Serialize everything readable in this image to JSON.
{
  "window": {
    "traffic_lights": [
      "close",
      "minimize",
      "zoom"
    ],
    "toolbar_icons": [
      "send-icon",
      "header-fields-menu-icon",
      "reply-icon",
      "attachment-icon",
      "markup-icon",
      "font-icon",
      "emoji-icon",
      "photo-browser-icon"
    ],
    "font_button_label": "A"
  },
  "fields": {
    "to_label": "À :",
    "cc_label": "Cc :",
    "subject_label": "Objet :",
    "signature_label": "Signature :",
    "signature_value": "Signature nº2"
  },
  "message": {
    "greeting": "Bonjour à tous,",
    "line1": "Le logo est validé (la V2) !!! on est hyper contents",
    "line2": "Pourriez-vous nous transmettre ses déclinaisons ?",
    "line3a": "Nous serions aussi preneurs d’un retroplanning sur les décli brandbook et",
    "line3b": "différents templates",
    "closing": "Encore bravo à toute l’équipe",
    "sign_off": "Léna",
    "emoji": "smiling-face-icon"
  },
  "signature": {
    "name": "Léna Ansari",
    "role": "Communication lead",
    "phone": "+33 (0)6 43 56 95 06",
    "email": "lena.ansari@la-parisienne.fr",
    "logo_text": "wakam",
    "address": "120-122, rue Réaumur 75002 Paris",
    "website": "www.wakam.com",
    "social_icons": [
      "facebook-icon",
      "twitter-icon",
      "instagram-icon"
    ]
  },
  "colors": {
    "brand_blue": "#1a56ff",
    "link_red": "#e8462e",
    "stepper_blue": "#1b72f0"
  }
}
———
=== EXERCISE INSTRUCTIONS ===
Extract the listing in its entirety, matching it exactly.

=== SOLVED EXERCISE ===
Serialize everything readable in this image to JSON.
{
  "window": {
    "traffic_lights": [
      "close",
      "minimize",
      "zoom"
    ],
    "toolbar_icons": [
      "send-icon",
      "header-fields-menu-icon",
      "reply-icon",
      "attachment-icon",
      "markup-icon",
      "font-icon",
      "emoji-icon",
      "photo-browser-icon"
    ],
    "font_button_label": "A"
  },
  "fields": {
    "to_label": "À :",
    "cc_label": "Cc :",
    "subject_label": "Objet :",
    "signature_label": "Signature :",
    "signature_value": "Signature nº2"
  },
  "message": {
    "greeting": "Bonjour à tous,",
    "line1": "Le logo est validé (la V2) !!! on est hyper contents",
    "line2": "Pourriez-vous nous transmettre ses déclinaisons ?",
    "line3a": "Nous serions aussi preneurs d’un retroplanning sur les décli brandbook et",
    "line3b": "différents templates",
    "closing": "Encore bravo à toute l’équipe",
    "sign_off": "Léna",
    "emoji": "smiling-face-icon"
  },
  "signature": {
    "name": "Léna Ansari",
    "role": "Communication lead",
    "phone": "+33 (0)6 43 56 95 06",
    "email": "lena.ansari@la-parisienne.fr",
    "logo_text": "wakam",
    "address": "120-122, rue Réaumur 75002 Paris",
    "website": "www.wakam.com",
    "social_icons": [
      "facebook-icon",
      "twitter-icon",
      "instagram-icon"
    ]
  },
  "colors": {
    "brand_blue": "#1a56ff",
    "link_red": "#e8462e",
    "stepper_blue": "#1b72f0"
  }
}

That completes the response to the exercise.